§ The request: Copy out all of the data below with no alterations.

§ Provided records:
───

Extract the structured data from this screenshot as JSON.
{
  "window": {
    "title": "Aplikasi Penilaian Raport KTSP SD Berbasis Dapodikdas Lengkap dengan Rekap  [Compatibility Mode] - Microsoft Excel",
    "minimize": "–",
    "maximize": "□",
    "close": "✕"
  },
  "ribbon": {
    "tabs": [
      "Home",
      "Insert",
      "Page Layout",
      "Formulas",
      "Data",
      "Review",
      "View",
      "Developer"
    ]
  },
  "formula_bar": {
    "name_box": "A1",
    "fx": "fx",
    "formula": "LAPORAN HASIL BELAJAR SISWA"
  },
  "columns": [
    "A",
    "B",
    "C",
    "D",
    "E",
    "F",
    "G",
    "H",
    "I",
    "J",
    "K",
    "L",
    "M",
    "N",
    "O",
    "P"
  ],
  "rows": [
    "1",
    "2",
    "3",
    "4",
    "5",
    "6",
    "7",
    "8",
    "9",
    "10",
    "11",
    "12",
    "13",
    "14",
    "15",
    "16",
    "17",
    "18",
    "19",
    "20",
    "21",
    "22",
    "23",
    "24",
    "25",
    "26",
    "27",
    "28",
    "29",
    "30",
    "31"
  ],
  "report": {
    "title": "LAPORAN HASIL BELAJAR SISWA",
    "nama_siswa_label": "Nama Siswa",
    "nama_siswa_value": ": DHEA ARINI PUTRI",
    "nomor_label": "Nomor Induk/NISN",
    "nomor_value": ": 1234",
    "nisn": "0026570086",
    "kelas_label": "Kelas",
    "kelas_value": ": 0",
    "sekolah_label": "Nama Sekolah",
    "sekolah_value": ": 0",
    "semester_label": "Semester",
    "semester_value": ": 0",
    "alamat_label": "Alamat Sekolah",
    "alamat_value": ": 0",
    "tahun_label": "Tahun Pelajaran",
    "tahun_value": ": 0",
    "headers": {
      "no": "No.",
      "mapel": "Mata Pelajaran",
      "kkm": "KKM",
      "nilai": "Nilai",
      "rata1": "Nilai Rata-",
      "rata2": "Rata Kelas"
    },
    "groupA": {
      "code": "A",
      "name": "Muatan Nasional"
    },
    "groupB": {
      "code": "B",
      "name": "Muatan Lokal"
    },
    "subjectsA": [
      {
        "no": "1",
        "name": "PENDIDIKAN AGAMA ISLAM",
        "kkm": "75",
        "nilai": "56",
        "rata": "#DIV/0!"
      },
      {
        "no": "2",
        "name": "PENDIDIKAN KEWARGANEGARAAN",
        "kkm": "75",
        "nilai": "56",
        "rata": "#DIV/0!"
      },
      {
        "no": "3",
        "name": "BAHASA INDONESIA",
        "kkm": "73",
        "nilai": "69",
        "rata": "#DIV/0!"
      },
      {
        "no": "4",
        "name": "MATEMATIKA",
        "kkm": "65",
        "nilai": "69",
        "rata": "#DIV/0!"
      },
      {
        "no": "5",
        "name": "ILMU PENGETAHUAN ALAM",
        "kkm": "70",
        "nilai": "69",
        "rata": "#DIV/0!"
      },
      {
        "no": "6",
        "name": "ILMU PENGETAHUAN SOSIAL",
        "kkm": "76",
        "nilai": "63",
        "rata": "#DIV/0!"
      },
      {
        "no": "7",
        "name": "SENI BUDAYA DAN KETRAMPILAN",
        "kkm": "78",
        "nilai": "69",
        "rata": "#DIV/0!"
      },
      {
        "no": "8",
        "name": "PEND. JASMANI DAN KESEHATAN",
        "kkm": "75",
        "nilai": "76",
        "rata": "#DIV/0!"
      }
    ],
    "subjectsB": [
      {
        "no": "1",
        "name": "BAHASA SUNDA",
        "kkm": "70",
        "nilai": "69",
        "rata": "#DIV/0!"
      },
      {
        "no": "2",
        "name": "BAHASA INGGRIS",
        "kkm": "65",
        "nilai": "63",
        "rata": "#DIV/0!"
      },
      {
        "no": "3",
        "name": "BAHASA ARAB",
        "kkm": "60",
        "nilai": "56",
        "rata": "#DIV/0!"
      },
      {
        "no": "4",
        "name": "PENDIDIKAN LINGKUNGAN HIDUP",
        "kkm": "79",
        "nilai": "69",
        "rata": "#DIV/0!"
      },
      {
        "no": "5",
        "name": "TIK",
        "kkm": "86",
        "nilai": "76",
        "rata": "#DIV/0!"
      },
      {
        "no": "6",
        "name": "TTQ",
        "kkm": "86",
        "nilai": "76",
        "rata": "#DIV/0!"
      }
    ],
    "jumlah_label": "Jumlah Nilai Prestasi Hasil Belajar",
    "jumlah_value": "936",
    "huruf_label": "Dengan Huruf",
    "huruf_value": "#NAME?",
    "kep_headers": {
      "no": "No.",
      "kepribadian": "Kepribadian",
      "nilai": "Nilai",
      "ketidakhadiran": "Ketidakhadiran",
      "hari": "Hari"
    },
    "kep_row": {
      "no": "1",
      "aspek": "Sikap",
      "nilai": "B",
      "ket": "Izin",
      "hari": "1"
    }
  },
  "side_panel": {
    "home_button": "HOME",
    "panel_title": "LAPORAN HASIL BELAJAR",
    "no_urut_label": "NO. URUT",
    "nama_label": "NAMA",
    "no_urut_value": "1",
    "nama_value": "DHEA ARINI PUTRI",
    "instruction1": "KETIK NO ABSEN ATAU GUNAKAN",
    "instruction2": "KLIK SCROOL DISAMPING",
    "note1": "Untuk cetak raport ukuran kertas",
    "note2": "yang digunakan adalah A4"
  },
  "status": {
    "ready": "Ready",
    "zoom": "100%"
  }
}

───

§ Task solution:
Extract the structured data from this screenshot as JSON.
{
  "window": {
    "title": "Aplikasi Penilaian Raport KTSP SD Berbasis Dapodikdas Lengkap dengan Rekap  [Compatibility Mode] - Microsoft Excel",
    "minimize": "–",
    "maximize": "□",
    "close": "✕"
  },
  "ribbon": {
    "tabs": [
      "Home",
      "Insert",
      "Page Layout",
      "Formulas",
      "Data",
      "Review",
      "View",
      "Developer"
    ]
  },
  "formula_bar": {
    "name_box": "A1",
    "fx": "fx",
    "formula": "LAPORAN HASIL BELAJAR SISWA"
  },
  "columns": [
    "A",
    "B",
    "C",
    "D",
    "E",
    "F",
    "G",
    "H",
    "I",
    "J",
    "K",
    "L",
    "M",
    "N",
    "O",
    "P"
  ],
  "rows": [
    "1",
    "2",
    "3",
    "4",
    "5",
    "6",
    "7",
    "8",
    "9",
    "10",
    "11",
    "12",
    "13",
    "14",
    "15",
    "16",
    "17",
    "18",
    "19",
    "20",
    "21",
    "22",
    "23",
    "24",
    "25",
    "26",
    "27",
    "28",
    "29",
    "30",
    "31"
  ],
  "report": {
    "title": "LAPORAN HASIL BELAJAR SISWA",
    "nama_siswa_label": "Nama Siswa",
    "nama_siswa_value": ": DHEA ARINI PUTRI",
    "nomor_label": "Nomor Induk/NISN",
    "nomor_value": ": 1234",
    "nisn": "0026570086",
    "kelas_label": "Kelas",
    "kelas_value": ": 0",
    "sekolah_label": "Nama Sekolah",
    "sekolah_value": ": 0",
    "semester_label": "Semester",
    "semester_value": ": 0",
    "alamat_label": "Alamat Sekolah",
    "alamat_value": ": 0",
    "tahun_label": "Tahun Pelajaran",
    "tahun_value": ": 0",
    "headers": {
      "no": "No.",
      "mapel": "Mata Pelajaran",
      "kkm": "KKM",
      "nilai": "Nilai",
      "rata1": "Nilai Rata-",
      "rata2": "Rata Kelas"
    },
    "groupA": {
      "code": "A",
      "name": "Muatan Nasional"
    },
    "groupB": {
      "code": "B",
      "name": "Muatan Lokal"
    },
    "subjectsA": [
      {
        "no": "1",
        "name": "PENDIDIKAN AGAMA ISLAM",
        "kkm": "75",
        "nilai": "56",
        "rata": "#DIV/0!"
      },
      {
        "no": "2",
        "name": "PENDIDIKAN KEWARGANEGARAAN",
        "kkm": "75",
        "nilai": "56",
        "rata": "#DIV/0!"
      },
      {
        "no": "3",
        "name": "BAHASA INDONESIA",
        "kkm": "73",
        "nilai": "69",
        "rata": "#DIV/0!"
      },
      {
        "no": "4",
        "name": "MATEMATIKA",
        "kkm": "65",
        "nilai": "69",
        "rata": "#DIV/0!"
      },
      {
        "no": "5",
        "name": "ILMU PENGETAHUAN ALAM",
        "kkm": "70",
        "nilai": "69",
        "rata": "#DIV/0!"
      },
      {
        "no": "6",
        "name": "ILMU PENGETAHUAN SOSIAL",
        "kkm": "76",
        "nilai": "63",
        "rata": "#DIV/0!"
      },
      {
        "no": "7",
        "name": "SENI BUDAYA DAN KETRAMPILAN",
        "kkm": "78",
        "nilai": "69",
        "rata": "#DIV/0!"
      },
      {
        "no": "8",
        "name": "PEND. JASMANI DAN KESEHATAN",
        "kkm": "75",
        "nilai": "76",
        "rata": "#DIV/0!"
      }
    ],
    "subjectsB": [
      {
        "no": "1",
        "name": "BAHASA SUNDA",
        "kkm": "70",
        "nilai": "69",
        "rata": "#DIV/0!"
      },
      {
        "no": "2",
        "name": "BAHASA INGGRIS",
        "kkm": "65",
        "nilai": "63",
        "rata": "#DIV/0!"
      },
      {
        "no": "3",
        "name": "BAHASA ARAB",
        "kkm": "60",
        "nilai": "56",
        "rata": "#DIV/0!"
      },
      {
        "no": "4",
        "name": "PENDIDIKAN LINGKUNGAN HIDUP",
        "kkm": "79",
        "nilai": "69",
        "rata": "#DIV/0!"
      },
      {
        "no": "5",
        "name": "TIK",
        "kkm": "86",
        "nilai": "76",
        "rata": "#DIV/0!"
      },
      {
        "no": "6",
        "name": "TTQ",
        "kkm": "86",
        "nilai": "76",
        "rata": "#DIV/0!"
      }
    ],
    "jumlah_label": "Jumlah Nilai Prestasi Hasil Belajar",
    "jumlah_value": "936",
    "huruf_label": "Dengan Huruf",
    "huruf_value": "#NAME?",
    "kep_headers": {
      "no": "No.",
      "kepribadian": "Kepribadian",
      "nilai": "Nilai",
      "ketidakhadiran": "Ketidakhadiran",
      "hari": "Hari"
    },
    "kep_row": {
      "no": "1",
      "aspek": "Sikap",
      "nilai": "B",
      "ket": "Izin",
      "hari": "1"
    }
  },
  "side_panel": {
    "home_button": "HOME",
    "panel_title": "LAPORAN HASIL BELAJAR",
    "no_urut_label": "NO. URUT",
    "nama_label": "NAMA",
    "no_urut_value": "1",
    "nama_value": "DHEA ARINI PUTRI",
    "instruction1": "KETIK NO ABSEN ATAU GUNAKAN",
    "instruction2": "KLIK SCROOL DISAMPING",
    "note1": "Untuk cetak raport ukuran kertas",
    "note2": "yang digunakan adalah A4"
  },
  "status": {
    "ready": "Ready",
    "zoom": "100%"
  }
}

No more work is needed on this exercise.